**Written exercise:** Beginning at the line that contains "What's the underlying" and ending at the last line of the entries, write out each line exactly; include nothing outside that span.

**Extracted information:**
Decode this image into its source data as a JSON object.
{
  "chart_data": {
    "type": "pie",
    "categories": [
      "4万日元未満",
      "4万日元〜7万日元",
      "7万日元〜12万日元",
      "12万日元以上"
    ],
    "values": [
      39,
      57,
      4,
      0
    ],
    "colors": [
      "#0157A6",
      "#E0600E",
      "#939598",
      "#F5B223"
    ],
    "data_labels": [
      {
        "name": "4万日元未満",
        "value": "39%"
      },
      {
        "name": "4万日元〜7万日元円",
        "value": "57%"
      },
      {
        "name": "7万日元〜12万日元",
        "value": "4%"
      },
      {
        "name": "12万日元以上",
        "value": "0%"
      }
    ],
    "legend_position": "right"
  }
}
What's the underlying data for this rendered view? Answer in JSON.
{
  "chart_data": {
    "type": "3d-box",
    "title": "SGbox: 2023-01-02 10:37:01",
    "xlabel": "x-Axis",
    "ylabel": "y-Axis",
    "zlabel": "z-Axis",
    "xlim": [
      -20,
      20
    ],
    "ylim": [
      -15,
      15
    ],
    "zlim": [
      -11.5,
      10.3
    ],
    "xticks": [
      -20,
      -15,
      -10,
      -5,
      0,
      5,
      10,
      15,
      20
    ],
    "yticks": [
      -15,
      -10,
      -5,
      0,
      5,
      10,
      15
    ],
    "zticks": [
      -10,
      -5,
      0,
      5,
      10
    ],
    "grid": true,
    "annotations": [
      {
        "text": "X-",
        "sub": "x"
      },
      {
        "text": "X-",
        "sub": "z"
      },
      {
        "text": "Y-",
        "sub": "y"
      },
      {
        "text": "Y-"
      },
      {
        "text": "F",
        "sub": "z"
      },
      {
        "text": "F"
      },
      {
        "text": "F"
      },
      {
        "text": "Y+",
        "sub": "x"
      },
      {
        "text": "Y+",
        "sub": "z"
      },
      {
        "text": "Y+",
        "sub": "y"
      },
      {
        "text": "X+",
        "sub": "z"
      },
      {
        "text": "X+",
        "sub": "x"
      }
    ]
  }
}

**Finished answer:**
What's the underlying data for this rendered view? Answer in JSON.
{
  "chart_data": {
    "type": "3d-box",
    "title": "SGbox: 2023-01-02 10:37:01",
    "xlabel": "x-Axis",
    "ylabel": "y-Axis",
    "zlabel": "z-Axis",
    "xlim": [
      -20,
      20
    ],
    "ylim": [
      -15,
      15
    ],
    "zlim": [
      -11.5,
      10.3
    ],
    "xticks": [
      -20,
      -15,
      -10,
      -5,
      0,
      5,
      10,
      15,
      20
    ],
    "yticks": [
      -15,
      -10,
      -5,
      0,
      5,
      10,
      15
    ],
    "zticks": [
      -10,
      -5,
      0,
      5,
      10
    ],
    "grid": true,
    "annotations": [
      {
        "text": "X-",
        "sub": "x"
      },
      {
        "text": "X-",
        "sub": "z"
      },
      {
        "text": "Y-",
        "sub": "y"
      },
      {
        "text": "Y-"
      },
      {
        "text": "F",
        "sub": "z"
      },
      {
        "text": "F"
      },
      {
        "text": "F"
      },
      {
        "text": "Y+",
        "sub": "x"
      },
      {
        "text": "Y+",
        "sub": "z"
      },
      {
        "text": "Y+",
        "sub": "y"
      },
      {
        "text": "X+",
        "sub": "z"
      },
      {
        "text": "X+",
        "sub": "x"
      }
    ]
  }
}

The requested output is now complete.